Collected data entries
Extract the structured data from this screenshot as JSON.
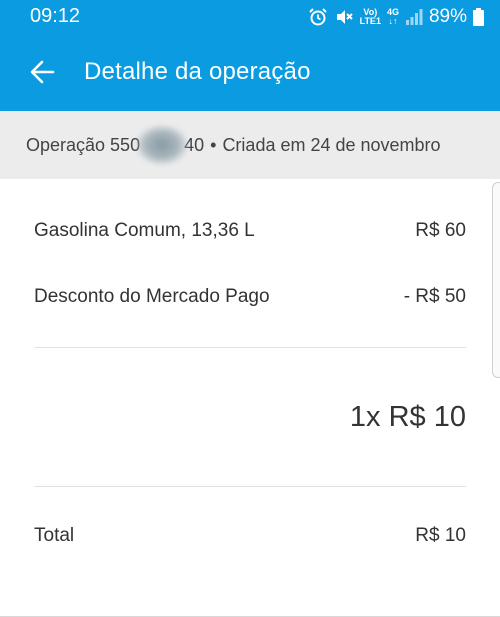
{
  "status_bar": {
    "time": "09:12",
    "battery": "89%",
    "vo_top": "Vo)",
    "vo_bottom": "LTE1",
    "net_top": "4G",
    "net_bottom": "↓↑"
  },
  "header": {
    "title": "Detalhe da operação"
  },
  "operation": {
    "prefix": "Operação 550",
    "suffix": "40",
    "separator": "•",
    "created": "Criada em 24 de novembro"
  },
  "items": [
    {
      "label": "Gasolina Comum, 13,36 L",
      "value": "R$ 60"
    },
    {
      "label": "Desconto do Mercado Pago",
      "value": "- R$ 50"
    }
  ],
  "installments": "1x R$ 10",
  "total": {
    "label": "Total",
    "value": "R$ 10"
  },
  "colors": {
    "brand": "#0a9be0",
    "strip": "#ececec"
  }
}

* * *

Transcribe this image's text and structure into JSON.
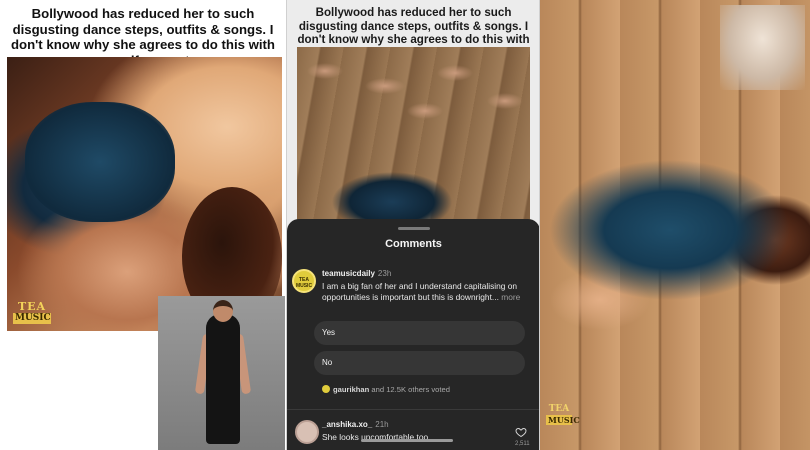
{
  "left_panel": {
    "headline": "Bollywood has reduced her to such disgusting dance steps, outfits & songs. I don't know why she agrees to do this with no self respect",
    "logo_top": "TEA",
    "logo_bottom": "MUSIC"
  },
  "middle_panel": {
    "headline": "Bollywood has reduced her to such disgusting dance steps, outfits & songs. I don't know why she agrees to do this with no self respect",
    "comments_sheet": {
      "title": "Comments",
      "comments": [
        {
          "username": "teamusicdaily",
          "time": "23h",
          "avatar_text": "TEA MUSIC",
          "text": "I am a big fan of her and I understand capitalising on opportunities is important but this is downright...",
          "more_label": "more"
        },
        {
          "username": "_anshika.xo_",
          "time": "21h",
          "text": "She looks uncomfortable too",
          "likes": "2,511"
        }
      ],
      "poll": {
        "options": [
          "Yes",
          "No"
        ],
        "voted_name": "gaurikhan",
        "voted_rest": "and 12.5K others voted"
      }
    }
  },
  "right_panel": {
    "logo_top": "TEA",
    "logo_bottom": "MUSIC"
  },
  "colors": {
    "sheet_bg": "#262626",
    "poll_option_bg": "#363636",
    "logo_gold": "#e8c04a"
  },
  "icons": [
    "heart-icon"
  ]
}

==

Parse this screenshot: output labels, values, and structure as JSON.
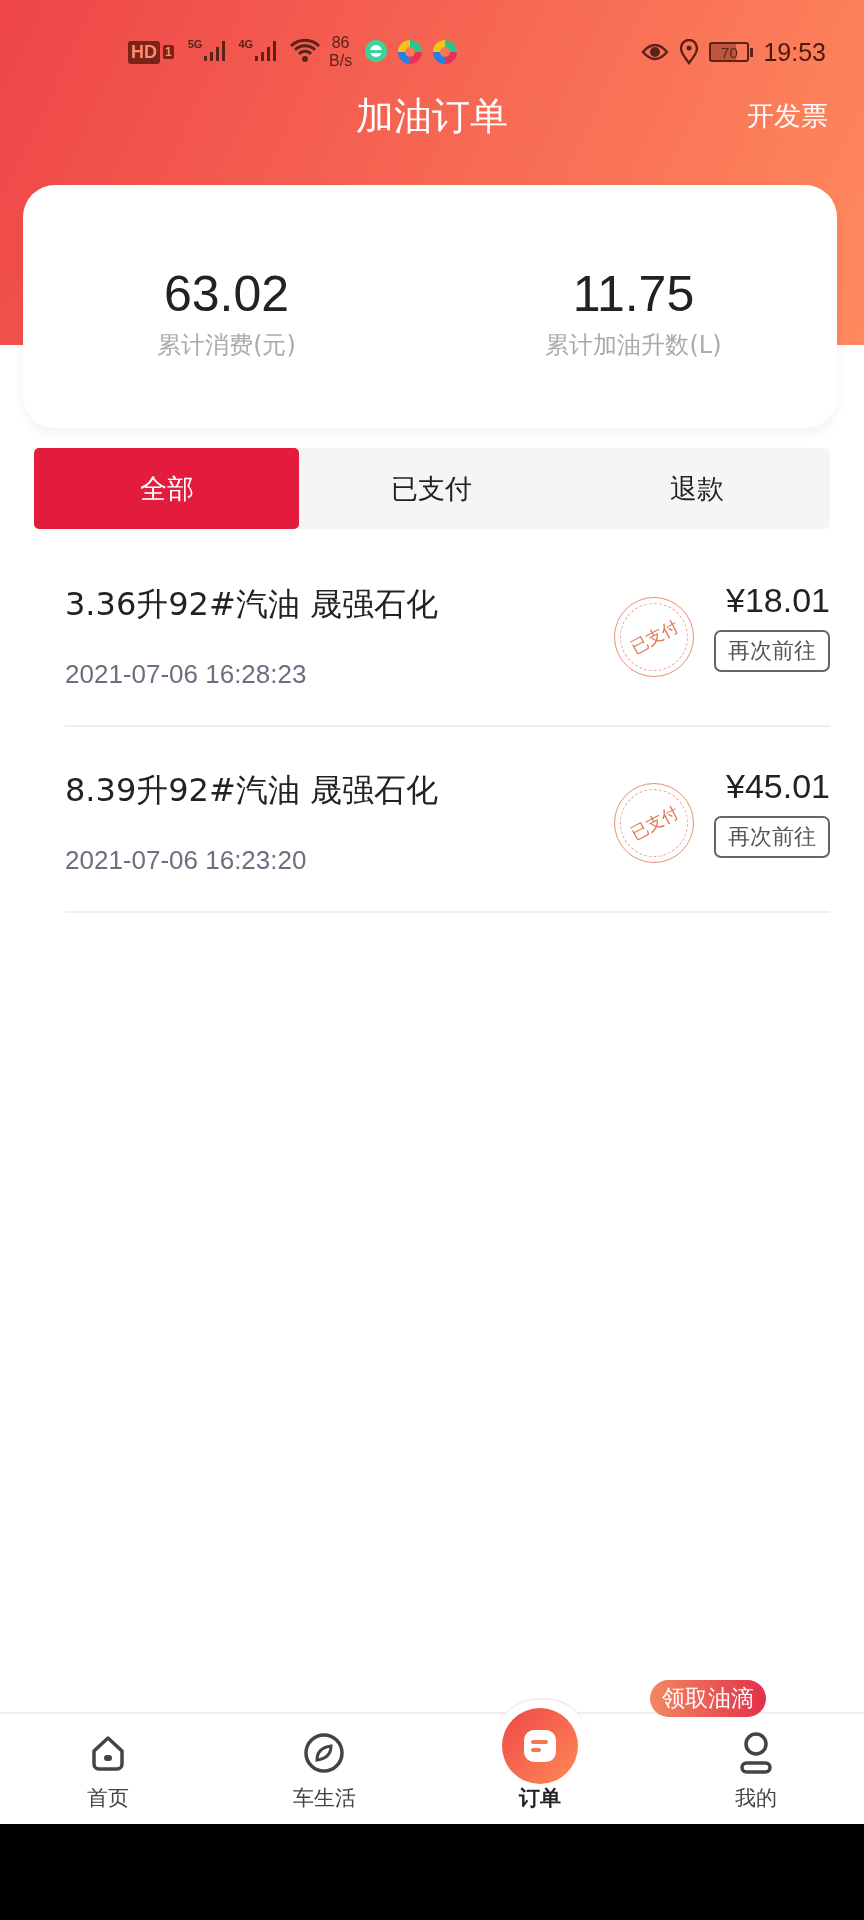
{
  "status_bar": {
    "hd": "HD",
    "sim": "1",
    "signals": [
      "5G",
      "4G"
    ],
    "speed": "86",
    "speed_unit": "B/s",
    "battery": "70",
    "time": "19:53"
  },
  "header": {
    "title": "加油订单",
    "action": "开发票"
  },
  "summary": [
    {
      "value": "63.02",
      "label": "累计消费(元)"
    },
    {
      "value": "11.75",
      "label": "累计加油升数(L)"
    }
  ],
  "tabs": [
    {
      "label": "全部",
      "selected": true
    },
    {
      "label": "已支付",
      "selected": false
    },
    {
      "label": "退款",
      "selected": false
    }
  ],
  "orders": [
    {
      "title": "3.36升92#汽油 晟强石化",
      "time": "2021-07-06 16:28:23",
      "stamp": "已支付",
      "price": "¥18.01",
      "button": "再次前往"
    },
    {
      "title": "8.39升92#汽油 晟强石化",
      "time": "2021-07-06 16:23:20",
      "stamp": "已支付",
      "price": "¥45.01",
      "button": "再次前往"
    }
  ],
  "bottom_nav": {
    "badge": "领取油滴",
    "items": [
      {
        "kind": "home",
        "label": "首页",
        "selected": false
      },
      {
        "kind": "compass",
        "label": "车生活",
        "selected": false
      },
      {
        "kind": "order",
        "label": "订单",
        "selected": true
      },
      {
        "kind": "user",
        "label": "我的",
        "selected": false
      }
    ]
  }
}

### Challenge
List the lines of the entries that include "title".

### Response
    "title": "Detalhe da operação"
      "title": "Comments",
    "title": "加油订单",
      "title": "3.36升92#汽油 晟强石化",
      "title": "8.39升92#汽油 晟强石化",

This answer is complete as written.